= Mexican heraldry =

Mexican heraldry mainly describes the emblems used by municipalities, but also personal heraldry, found in Mexico.
Mexico has no heraldic authority, and since the end of the Second Mexican Empire no nobility to grant or deny personal heraldry.
The Mexican federal government, all Mexican states, Mexico City and many local municipalities have Coat of arms(Escudo, lit. "shield"), and are regulated by legislative or executive statutes, not grants of arms.

The Coat of arms of Mexico, featuring the creation myth of Tenochtitlan (today Mexico City), also resembling seals of U.S. states.
The Coat of arms of Puebla featuring Mesoamerican Iconography chiefly two Feathered Serpents.

==Style==
Most emblems were designed informally or in design competitions, and as such tend not to be cohesive

Mexican civic emblems have historically followed Spanish heraldic tradition, with many elements, chiefly the semicircular Iberian shield still common.

With Mexico embracing its Indigenous cultural wealth, many newer designs since the latter 20th century incorporate Mesoamerican Iconography.
Aztec glyphs (either as charges on a bordered shield or standalone), Jaguar warriors, Feathered Serpents and a general illustration style mimicking Mesoamerican codices are all represented.

Requirements -> Please write the next part of the text on Mexican heraldry, picking up right after its last sentence. The lines that come next play no part in this.

Data segment ->
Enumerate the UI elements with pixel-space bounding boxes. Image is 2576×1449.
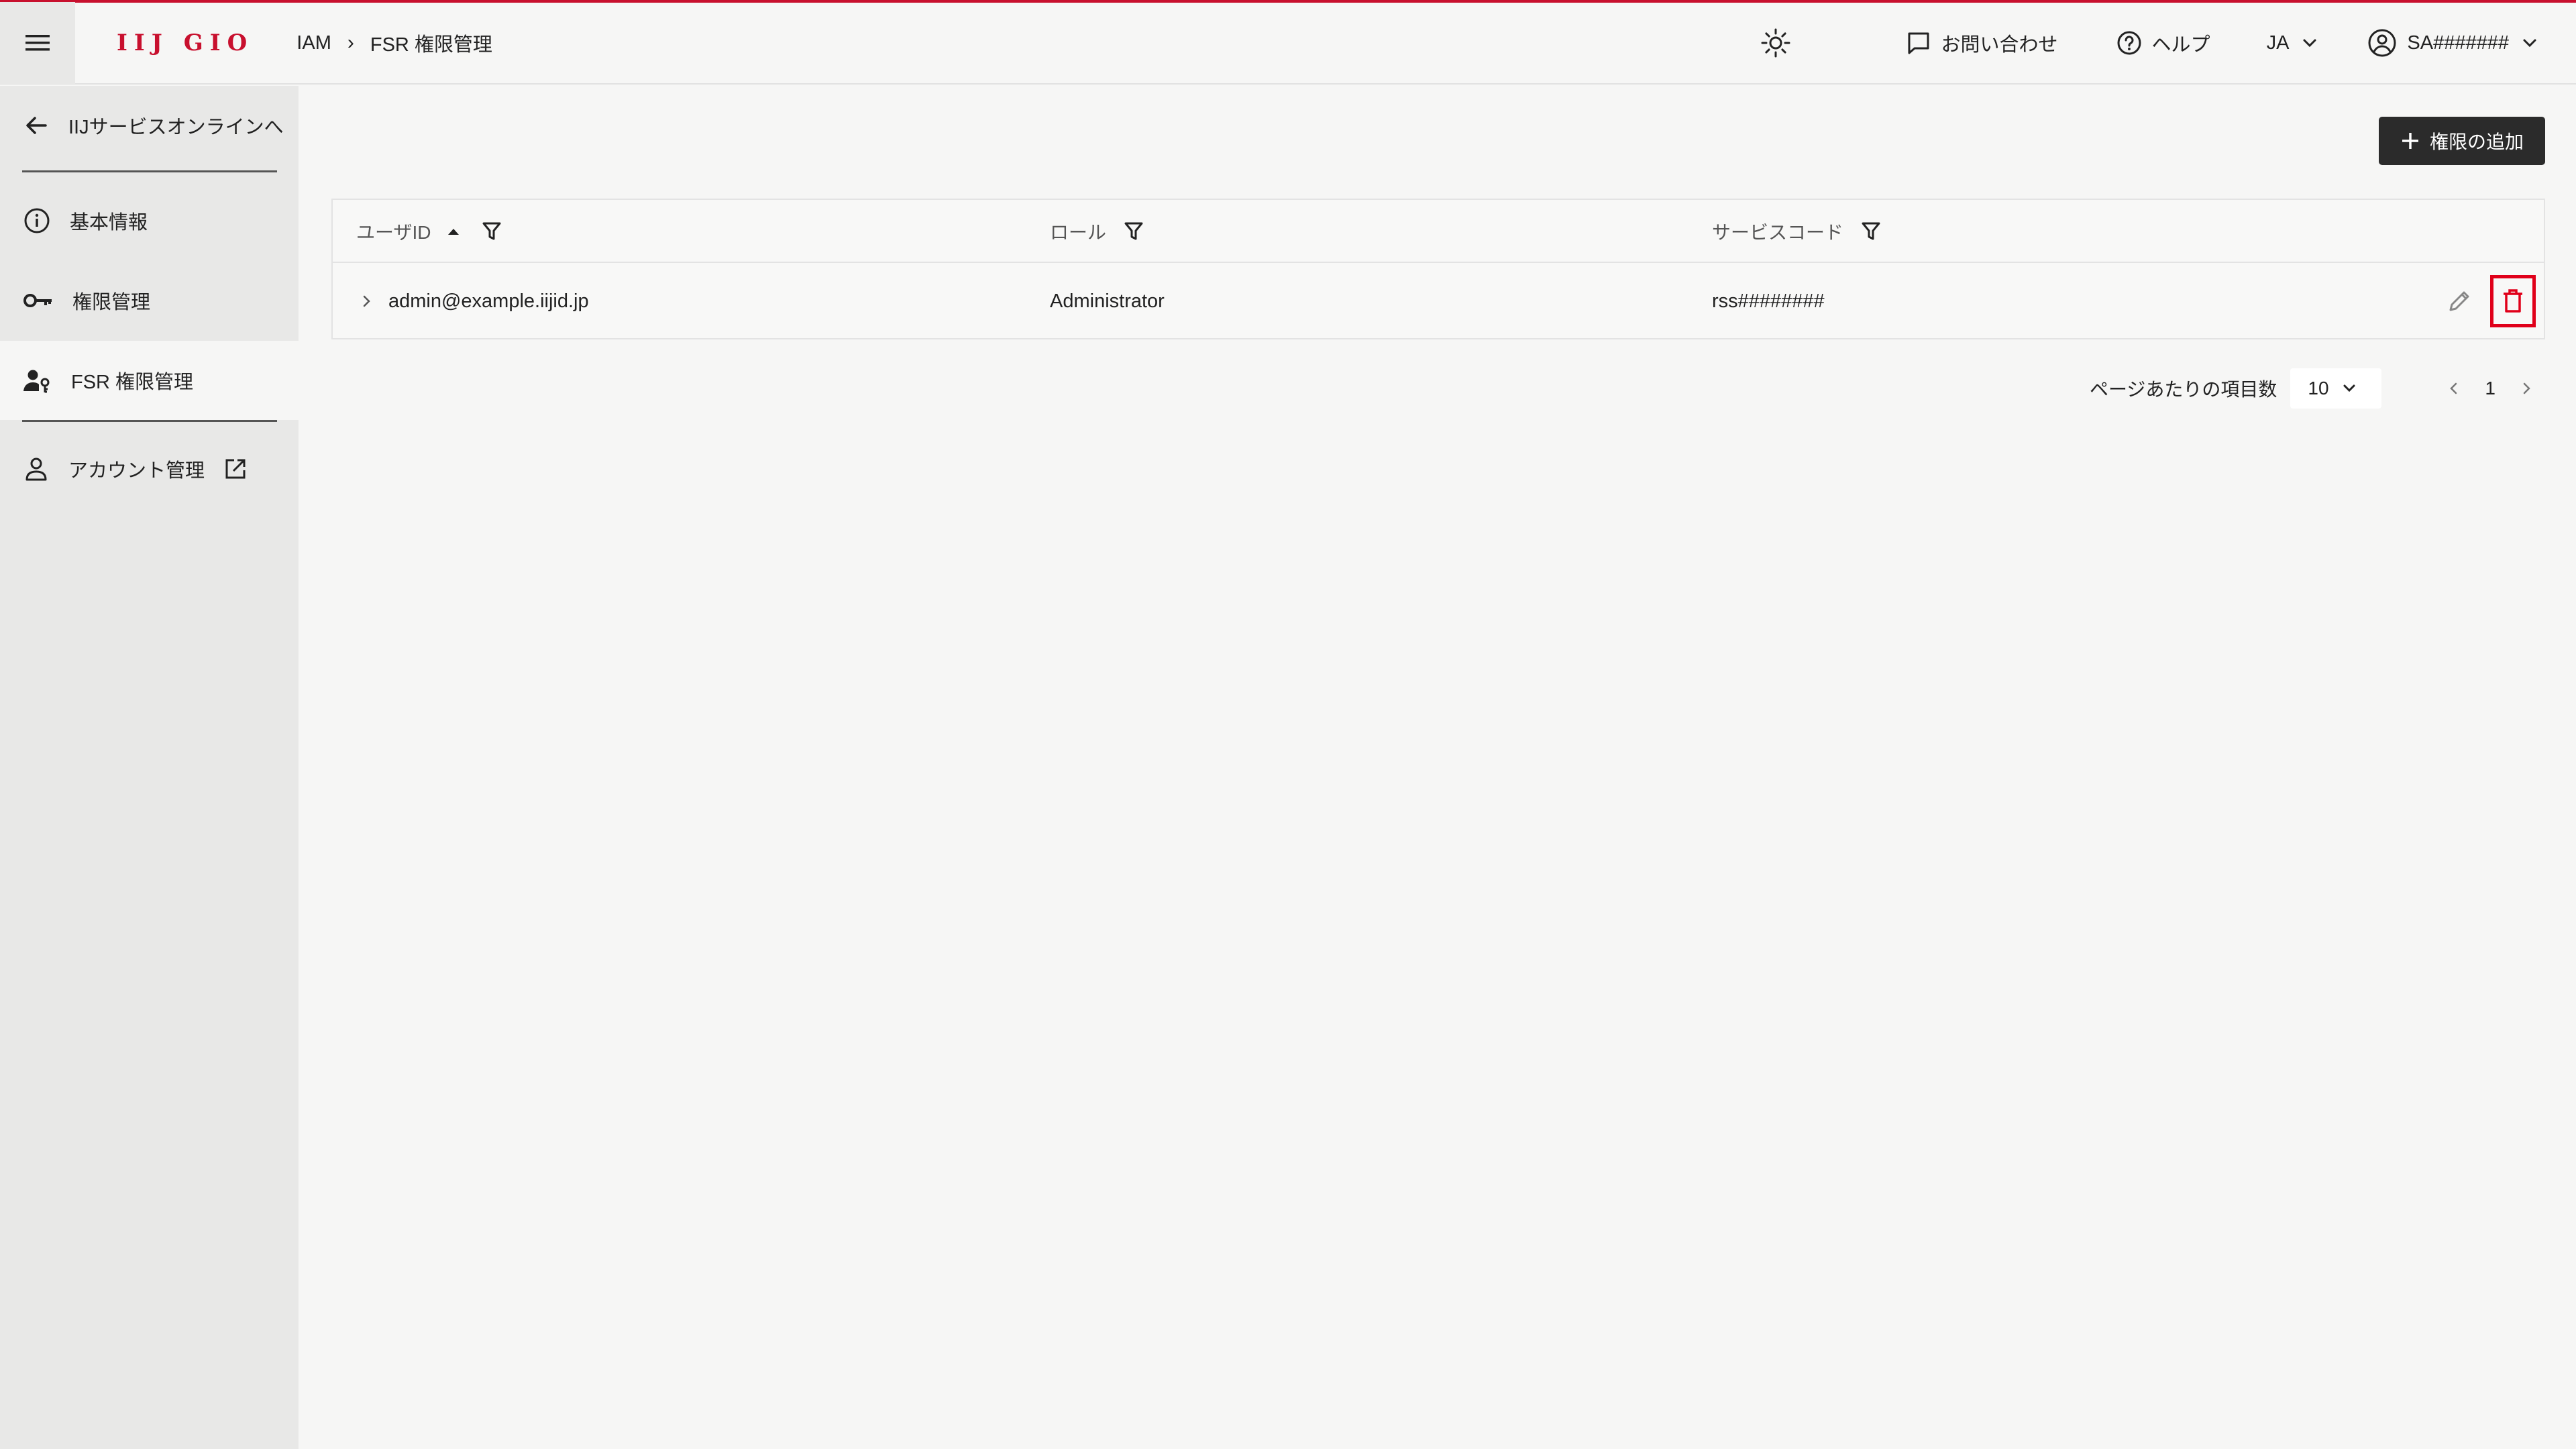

Final result ->
Another common motif are shields that are almost square, featuring a Bordure with text, and quartered, featuring motives of local Infrastructure, Industry, Agriculture and history.

Many coat of arms that predate Mexican Independence and those from its Imperial era featured crowns. However, these have either been completely omitted (as in the case of Mexico City) or replaced. Nowadays, municipal shields are commonly topped with helmets, but Feather and Mural crowns, as well as mountains and rising suns.

A major exception to these design trends is the Coat of arms of Mexico which resembles the Seals of the US states, and is as such more inline with the secular republican tradition.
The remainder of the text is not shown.